Source data
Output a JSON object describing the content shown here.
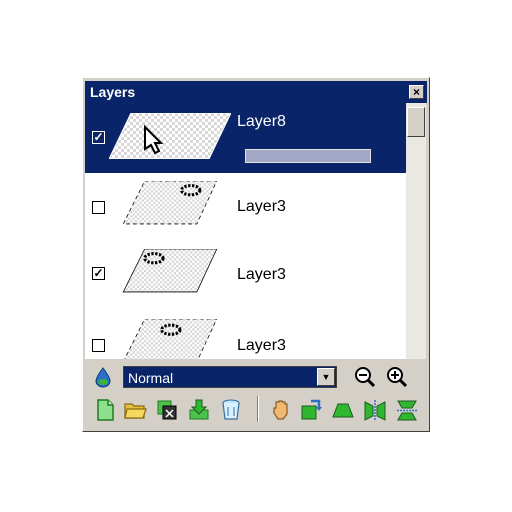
{
  "panel": {
    "title": "Layers",
    "close_label": "×"
  },
  "layers": [
    {
      "name": "Layer8",
      "visible": true,
      "selected": true
    },
    {
      "name": "Layer3",
      "visible": false,
      "selected": false
    },
    {
      "name": "Layer3",
      "visible": true,
      "selected": false
    },
    {
      "name": "Layer3",
      "visible": false,
      "selected": false
    }
  ],
  "blend_mode": {
    "selected": "Normal"
  },
  "icons": {
    "blend": "water-drop-icon",
    "zoom_out": "zoom-out-icon",
    "zoom_in": "zoom-in-icon",
    "new_layer": "new-document-icon",
    "open": "open-folder-icon",
    "merge": "merge-layer-icon",
    "import": "import-down-icon",
    "delete": "trash-icon",
    "hand": "hand-icon",
    "rotate": "rotate-icon",
    "perspective": "trapezoid-icon",
    "flip_h": "flip-horizontal-icon",
    "flip_v": "flip-vertical-icon"
  },
  "colors": {
    "selection": "#0a246a",
    "panel": "#d4d0c8",
    "icon_green": "#2fb82f"
  }
}
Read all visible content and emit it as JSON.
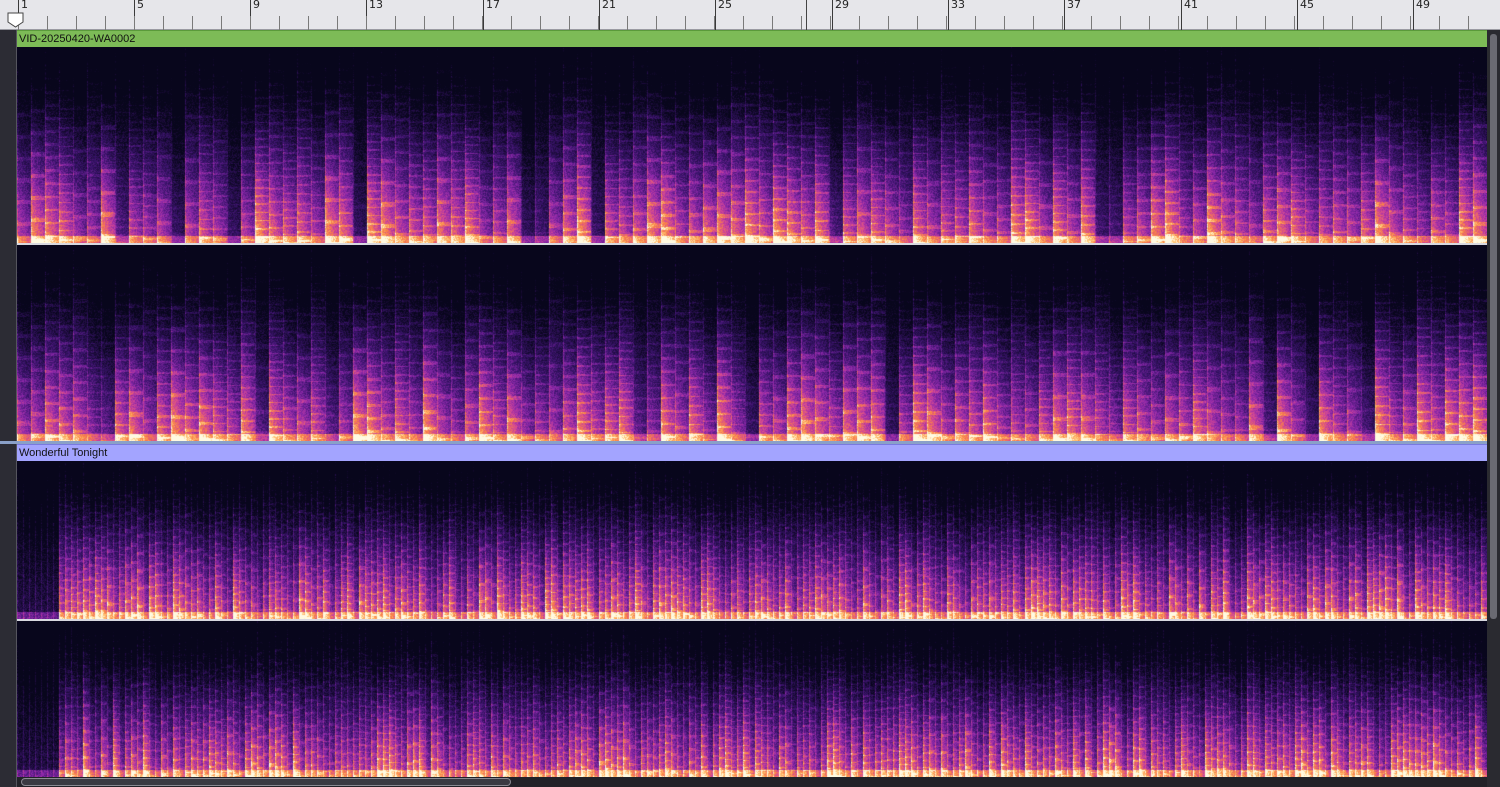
{
  "ruler": {
    "labels": [
      "1",
      "5",
      "9",
      "13",
      "17",
      "21",
      "25",
      "29",
      "33",
      "37",
      "41",
      "45",
      "49"
    ],
    "start": 1,
    "step": 4
  },
  "tracks": [
    {
      "name": "VID-20250420-WA0002",
      "color": "#7dbb57",
      "channels": 2
    },
    {
      "name": "Wonderful Tonight",
      "color": "#a3a4ff",
      "channels": 2
    }
  ],
  "icons": {
    "loop": "loop-marker-icon",
    "handle": "clip-handle-icon"
  },
  "colors": {
    "spectrogram_low": "#0d0a2a",
    "spectrogram_mid": "#7a2fb8",
    "spectrogram_high": "#ff9a3c",
    "spectrogram_peak": "#fff6d0"
  }
}
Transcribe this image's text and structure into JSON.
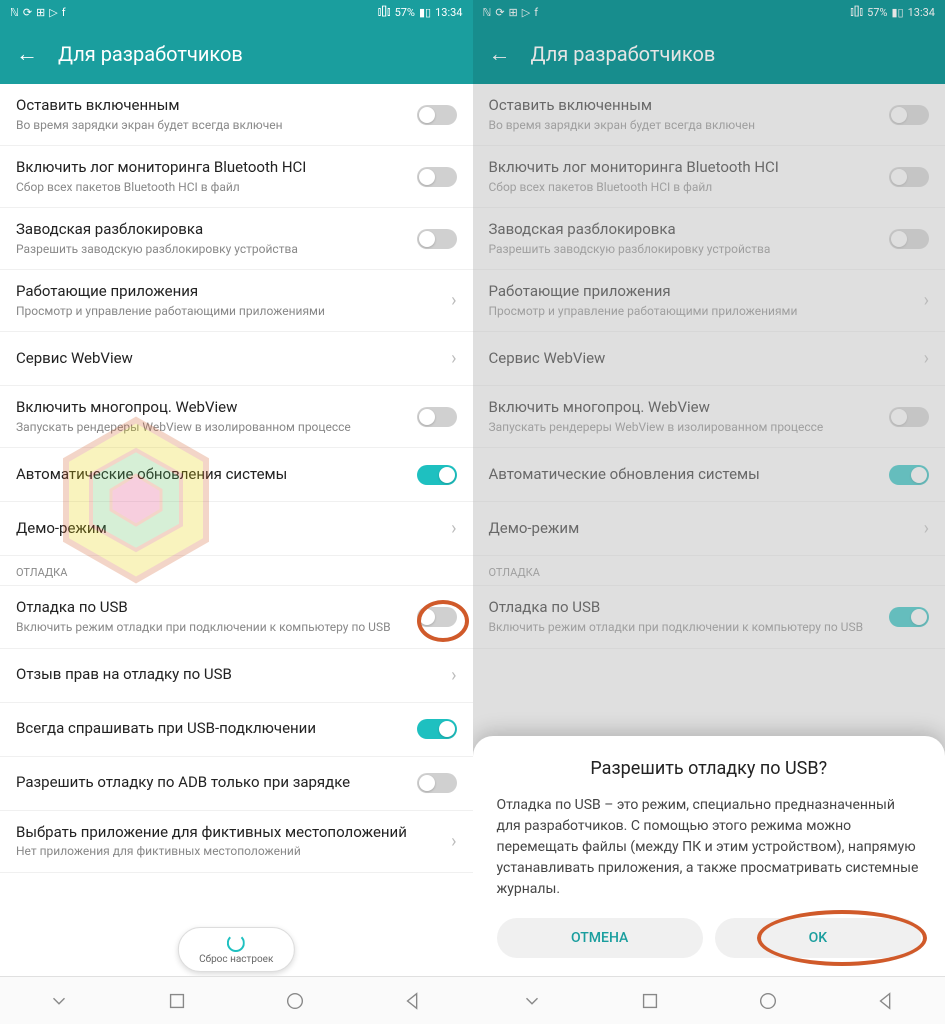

Work required
Using the listing, copy every line where the word "JSON" shows up.

Finished answer
Output a JSON object describing the content shown here.
Read all visible content and emit it as JSON.
Transcribe this image's text and structure into JSON.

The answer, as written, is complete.